• Task statement: In the entries below, identify every line with the string "charge" and copy it.

────────

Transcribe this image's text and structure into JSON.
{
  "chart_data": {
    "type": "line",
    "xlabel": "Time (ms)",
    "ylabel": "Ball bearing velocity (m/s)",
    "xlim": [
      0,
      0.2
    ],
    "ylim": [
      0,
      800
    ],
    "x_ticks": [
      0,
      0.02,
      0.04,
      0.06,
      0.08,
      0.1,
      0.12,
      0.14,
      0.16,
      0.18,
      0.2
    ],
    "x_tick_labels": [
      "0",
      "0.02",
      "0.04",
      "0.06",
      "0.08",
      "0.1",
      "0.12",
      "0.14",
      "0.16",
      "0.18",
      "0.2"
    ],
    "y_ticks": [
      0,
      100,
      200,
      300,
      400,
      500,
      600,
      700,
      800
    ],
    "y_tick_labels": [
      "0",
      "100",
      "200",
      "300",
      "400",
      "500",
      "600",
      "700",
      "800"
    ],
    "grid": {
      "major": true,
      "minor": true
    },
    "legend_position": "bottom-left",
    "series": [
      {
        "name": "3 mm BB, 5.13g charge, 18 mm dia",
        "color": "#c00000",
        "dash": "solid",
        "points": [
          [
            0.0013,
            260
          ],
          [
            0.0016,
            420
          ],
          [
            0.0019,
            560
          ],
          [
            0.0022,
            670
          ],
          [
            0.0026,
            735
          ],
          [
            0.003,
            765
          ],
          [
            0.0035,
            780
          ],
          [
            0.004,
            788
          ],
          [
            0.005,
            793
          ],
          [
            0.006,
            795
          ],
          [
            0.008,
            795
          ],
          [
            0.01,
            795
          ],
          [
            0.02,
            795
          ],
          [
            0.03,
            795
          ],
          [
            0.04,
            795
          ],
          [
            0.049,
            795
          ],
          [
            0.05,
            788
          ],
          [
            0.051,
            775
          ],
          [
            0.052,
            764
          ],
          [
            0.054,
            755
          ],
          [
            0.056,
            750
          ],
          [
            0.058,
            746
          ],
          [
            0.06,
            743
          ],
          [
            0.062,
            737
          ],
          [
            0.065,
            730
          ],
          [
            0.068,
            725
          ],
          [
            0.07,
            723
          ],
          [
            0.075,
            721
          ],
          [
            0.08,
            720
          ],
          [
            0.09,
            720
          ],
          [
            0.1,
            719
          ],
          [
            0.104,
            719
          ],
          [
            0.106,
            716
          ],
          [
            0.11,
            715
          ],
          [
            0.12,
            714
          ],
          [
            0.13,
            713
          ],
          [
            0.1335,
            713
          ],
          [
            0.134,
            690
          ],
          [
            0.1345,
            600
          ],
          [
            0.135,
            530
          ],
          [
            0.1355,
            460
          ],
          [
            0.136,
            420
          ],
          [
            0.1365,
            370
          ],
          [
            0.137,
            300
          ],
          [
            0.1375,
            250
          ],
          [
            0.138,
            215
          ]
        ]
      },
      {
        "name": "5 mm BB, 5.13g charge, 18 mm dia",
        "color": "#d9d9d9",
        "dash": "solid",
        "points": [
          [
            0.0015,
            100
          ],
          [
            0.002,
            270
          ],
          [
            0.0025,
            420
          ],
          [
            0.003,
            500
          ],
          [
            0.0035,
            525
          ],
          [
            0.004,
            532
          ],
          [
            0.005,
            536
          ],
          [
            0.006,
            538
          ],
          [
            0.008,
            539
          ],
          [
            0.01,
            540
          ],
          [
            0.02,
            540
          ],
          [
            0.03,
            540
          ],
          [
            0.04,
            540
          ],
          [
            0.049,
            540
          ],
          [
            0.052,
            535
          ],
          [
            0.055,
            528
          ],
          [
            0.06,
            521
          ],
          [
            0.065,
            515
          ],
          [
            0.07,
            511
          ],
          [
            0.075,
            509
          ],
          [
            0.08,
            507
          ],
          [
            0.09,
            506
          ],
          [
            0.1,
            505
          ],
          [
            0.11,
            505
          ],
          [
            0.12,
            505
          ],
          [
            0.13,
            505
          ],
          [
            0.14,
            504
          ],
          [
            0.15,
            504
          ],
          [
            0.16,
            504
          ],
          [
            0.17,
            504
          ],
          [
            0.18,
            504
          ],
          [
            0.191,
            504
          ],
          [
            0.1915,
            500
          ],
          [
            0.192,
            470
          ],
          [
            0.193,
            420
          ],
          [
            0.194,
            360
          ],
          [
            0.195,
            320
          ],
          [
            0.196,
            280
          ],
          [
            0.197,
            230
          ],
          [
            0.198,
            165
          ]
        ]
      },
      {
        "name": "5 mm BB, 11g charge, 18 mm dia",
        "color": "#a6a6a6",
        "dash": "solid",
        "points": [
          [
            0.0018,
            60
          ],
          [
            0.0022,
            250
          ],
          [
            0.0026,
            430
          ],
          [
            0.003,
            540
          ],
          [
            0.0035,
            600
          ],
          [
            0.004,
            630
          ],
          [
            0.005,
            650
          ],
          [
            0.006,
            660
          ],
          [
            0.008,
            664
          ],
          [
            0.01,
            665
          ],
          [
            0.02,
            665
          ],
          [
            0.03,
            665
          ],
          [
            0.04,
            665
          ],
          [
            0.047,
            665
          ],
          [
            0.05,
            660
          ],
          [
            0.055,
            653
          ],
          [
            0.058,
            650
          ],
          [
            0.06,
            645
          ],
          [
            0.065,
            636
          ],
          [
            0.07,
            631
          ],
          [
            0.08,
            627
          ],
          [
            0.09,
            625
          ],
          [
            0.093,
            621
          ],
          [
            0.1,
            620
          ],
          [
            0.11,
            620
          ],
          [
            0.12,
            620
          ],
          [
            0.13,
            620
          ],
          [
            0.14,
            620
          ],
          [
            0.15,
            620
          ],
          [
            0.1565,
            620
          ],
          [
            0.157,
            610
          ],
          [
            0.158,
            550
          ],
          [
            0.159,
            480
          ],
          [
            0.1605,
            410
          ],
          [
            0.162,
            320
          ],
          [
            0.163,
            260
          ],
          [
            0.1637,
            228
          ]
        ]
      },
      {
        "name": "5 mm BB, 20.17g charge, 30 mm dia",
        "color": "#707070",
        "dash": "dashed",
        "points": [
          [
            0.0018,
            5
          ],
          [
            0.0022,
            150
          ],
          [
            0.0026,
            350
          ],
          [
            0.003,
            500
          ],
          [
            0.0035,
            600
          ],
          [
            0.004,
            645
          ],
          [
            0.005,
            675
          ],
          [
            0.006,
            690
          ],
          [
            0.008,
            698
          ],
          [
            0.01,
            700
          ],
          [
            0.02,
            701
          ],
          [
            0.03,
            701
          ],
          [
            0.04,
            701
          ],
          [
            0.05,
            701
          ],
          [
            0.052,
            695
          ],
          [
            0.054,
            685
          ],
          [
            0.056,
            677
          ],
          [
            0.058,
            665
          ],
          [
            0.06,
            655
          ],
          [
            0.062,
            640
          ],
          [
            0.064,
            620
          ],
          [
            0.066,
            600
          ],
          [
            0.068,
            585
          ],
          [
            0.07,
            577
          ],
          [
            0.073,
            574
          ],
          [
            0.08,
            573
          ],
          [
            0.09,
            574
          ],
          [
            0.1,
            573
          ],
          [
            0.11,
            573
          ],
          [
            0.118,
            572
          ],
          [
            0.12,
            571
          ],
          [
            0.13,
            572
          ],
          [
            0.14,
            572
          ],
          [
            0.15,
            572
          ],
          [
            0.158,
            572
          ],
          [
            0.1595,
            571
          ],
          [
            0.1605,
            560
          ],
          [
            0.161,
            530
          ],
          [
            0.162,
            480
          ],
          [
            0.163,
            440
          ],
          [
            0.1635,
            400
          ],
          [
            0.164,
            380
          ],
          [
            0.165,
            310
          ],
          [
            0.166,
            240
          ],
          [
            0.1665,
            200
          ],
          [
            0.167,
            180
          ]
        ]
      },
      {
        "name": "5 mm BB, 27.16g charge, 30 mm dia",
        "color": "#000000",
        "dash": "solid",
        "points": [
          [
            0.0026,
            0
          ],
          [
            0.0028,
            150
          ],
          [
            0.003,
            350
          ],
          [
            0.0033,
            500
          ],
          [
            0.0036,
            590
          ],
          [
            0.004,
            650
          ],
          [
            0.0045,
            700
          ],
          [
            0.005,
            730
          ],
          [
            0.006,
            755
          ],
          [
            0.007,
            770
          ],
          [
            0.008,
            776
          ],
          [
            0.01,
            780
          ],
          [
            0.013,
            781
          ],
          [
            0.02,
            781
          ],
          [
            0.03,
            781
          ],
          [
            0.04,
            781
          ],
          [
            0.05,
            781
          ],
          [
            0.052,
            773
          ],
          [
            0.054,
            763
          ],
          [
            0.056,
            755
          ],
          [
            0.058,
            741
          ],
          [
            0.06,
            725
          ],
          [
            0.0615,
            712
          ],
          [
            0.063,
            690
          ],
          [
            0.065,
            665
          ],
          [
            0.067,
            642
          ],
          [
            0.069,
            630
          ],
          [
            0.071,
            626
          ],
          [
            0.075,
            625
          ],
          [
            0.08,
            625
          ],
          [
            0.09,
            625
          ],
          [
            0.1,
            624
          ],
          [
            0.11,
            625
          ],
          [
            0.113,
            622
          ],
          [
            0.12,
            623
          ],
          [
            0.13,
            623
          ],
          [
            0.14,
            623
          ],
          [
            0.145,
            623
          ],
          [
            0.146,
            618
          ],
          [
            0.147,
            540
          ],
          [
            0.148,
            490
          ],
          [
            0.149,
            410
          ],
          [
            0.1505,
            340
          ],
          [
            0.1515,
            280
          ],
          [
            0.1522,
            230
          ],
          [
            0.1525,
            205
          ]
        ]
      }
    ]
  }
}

────────

• Output for this exercise:
        "name": "3 mm BB, 5.13g charge, 18 mm dia",
        "name": "5 mm BB, 5.13g charge, 18 mm dia",
        "name": "5 mm BB, 11g charge, 18 mm dia",
        "name": "5 mm BB, 20.17g charge, 30 mm dia",
        "name": "5 mm BB, 27.16g charge, 30 mm dia",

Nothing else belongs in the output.